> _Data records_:
════════════════
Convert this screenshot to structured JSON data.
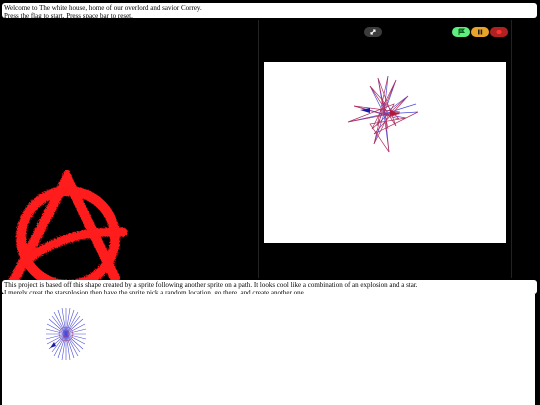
{
  "header": {
    "line1": "Welcome to The white house, home of our overlord and savior Correy.",
    "line2": "Press the flag to start. Press space bar to reset."
  },
  "player": {
    "controls": {
      "fullscreen": "fullscreen-icon",
      "green_flag": "green-flag-icon",
      "pause": "pause-icon",
      "stop": "stop-icon"
    },
    "colors": {
      "flag": "#5ef07e",
      "pause": "#e8a52a",
      "stop": "#b02222"
    }
  },
  "description": {
    "line1": "This project is based off this shape created by a sprite following another sprite on a path. It looks cool like a combination of an explosion and a star.",
    "line2": "I merely creat the starsplosion then have the sprite pick a random location, go there, and create another one."
  },
  "images": {
    "left": "anarchy-symbol-icon",
    "stage": "starsplosion-icon",
    "description": "starsplosion-icon"
  }
}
════════════════
> _Short exercise_: Count every line of the records that holds the string "sprite". Write only the total.

> _Task solution_: 2